-- BEGIN Exercise materials --

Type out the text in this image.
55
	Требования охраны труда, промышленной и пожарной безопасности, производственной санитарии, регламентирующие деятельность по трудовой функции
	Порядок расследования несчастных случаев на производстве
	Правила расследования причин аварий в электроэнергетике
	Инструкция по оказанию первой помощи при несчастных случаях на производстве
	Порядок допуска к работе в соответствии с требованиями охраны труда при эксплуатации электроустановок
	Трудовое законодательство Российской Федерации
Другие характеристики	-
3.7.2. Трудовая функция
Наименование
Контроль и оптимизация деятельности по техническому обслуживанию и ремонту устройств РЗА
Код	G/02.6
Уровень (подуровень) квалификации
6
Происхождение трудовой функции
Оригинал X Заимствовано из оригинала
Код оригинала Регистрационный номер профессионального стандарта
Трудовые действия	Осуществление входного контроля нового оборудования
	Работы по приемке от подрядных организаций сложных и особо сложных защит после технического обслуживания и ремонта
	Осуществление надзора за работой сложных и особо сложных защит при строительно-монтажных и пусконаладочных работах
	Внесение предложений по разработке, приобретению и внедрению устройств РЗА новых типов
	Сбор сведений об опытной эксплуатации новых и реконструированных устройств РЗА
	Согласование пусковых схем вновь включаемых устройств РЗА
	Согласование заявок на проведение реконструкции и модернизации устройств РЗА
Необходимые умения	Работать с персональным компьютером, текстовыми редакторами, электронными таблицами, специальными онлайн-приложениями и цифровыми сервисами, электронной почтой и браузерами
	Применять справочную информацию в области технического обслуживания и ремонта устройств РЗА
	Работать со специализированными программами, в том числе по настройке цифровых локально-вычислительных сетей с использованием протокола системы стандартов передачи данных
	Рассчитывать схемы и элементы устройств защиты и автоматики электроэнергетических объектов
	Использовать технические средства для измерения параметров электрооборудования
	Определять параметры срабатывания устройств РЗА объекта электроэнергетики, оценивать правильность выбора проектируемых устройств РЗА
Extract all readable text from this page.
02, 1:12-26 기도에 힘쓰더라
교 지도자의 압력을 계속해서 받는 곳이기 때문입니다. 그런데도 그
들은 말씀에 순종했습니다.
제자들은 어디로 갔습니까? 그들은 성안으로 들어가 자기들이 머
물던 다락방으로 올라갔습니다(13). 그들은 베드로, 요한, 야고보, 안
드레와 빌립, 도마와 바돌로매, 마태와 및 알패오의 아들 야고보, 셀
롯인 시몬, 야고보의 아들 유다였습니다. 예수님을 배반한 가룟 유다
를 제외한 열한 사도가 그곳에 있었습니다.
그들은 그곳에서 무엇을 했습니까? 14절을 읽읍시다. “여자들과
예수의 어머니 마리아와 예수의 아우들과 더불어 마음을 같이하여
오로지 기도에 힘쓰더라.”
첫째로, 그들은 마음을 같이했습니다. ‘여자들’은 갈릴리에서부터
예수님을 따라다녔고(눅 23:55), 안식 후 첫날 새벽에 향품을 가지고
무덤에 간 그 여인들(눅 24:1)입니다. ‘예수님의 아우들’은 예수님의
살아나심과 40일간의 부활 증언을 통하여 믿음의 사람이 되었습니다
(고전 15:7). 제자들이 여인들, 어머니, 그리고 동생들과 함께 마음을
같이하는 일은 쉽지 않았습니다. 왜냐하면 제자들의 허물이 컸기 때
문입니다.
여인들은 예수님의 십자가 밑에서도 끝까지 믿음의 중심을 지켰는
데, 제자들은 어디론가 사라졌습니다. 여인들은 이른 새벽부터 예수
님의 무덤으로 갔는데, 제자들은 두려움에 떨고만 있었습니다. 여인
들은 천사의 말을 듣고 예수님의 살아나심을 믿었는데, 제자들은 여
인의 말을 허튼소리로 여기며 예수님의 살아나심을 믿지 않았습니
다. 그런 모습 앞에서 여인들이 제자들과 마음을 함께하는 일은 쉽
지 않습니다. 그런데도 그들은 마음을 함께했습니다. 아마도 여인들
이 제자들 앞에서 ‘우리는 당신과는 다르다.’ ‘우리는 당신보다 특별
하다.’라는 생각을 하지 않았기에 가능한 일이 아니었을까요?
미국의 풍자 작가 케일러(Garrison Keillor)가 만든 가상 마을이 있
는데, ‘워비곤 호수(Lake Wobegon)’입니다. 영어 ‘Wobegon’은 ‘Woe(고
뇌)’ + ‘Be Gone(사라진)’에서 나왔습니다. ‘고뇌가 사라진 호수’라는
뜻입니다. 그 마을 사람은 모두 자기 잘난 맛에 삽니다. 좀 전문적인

-- END Exercise materials --
-- BEGIN Exercise materials --

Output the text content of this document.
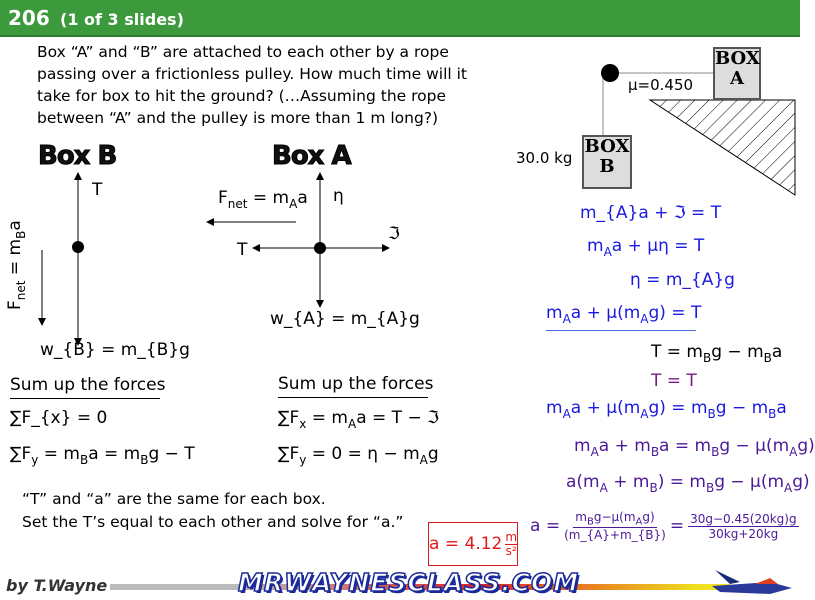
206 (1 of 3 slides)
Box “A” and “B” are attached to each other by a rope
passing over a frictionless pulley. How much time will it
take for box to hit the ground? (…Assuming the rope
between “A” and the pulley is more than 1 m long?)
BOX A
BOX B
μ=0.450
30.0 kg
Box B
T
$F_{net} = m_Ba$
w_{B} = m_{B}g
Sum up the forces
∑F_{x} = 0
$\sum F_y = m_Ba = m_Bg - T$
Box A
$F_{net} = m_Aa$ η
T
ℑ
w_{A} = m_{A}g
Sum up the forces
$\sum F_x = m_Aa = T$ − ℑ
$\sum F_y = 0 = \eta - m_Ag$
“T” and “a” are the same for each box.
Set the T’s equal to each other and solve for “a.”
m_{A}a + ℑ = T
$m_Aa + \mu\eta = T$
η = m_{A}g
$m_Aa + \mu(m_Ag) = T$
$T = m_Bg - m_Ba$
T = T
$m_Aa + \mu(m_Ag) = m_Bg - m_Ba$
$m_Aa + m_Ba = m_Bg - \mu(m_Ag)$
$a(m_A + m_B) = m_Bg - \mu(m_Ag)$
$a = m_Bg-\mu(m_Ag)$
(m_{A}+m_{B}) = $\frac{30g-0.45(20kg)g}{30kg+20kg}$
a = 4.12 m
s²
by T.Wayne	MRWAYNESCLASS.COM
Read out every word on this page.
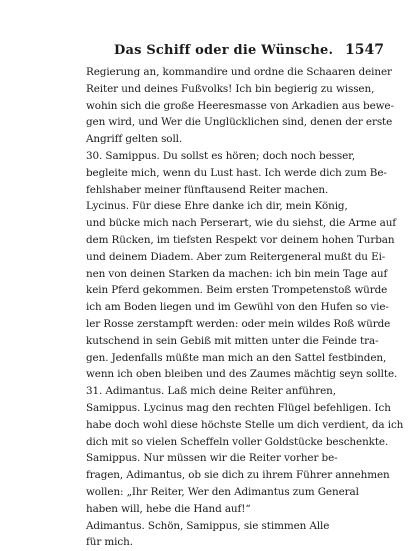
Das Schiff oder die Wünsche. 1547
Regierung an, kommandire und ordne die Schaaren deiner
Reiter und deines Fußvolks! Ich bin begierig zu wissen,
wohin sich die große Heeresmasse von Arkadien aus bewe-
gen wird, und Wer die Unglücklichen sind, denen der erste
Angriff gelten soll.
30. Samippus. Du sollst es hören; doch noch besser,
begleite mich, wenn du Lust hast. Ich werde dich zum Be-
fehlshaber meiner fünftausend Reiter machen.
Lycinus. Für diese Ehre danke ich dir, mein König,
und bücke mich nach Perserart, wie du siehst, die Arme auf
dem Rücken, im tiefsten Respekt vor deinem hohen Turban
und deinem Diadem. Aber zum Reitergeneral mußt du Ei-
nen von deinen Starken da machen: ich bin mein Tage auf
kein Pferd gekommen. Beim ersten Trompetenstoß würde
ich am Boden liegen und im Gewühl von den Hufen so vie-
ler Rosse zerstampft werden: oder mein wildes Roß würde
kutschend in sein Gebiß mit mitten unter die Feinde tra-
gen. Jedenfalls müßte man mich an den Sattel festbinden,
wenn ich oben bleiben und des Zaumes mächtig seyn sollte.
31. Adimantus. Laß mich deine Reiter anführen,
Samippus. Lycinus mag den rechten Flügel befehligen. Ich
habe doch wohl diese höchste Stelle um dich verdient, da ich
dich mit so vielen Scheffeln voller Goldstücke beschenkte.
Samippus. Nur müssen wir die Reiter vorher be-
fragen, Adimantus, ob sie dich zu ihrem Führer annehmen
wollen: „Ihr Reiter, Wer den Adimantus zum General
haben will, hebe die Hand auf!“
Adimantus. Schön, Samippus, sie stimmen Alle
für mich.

-- END Exercise materials --

• **Task**
State how many lines of the records hold the string "технического", and nothing else.

• **The answer**
2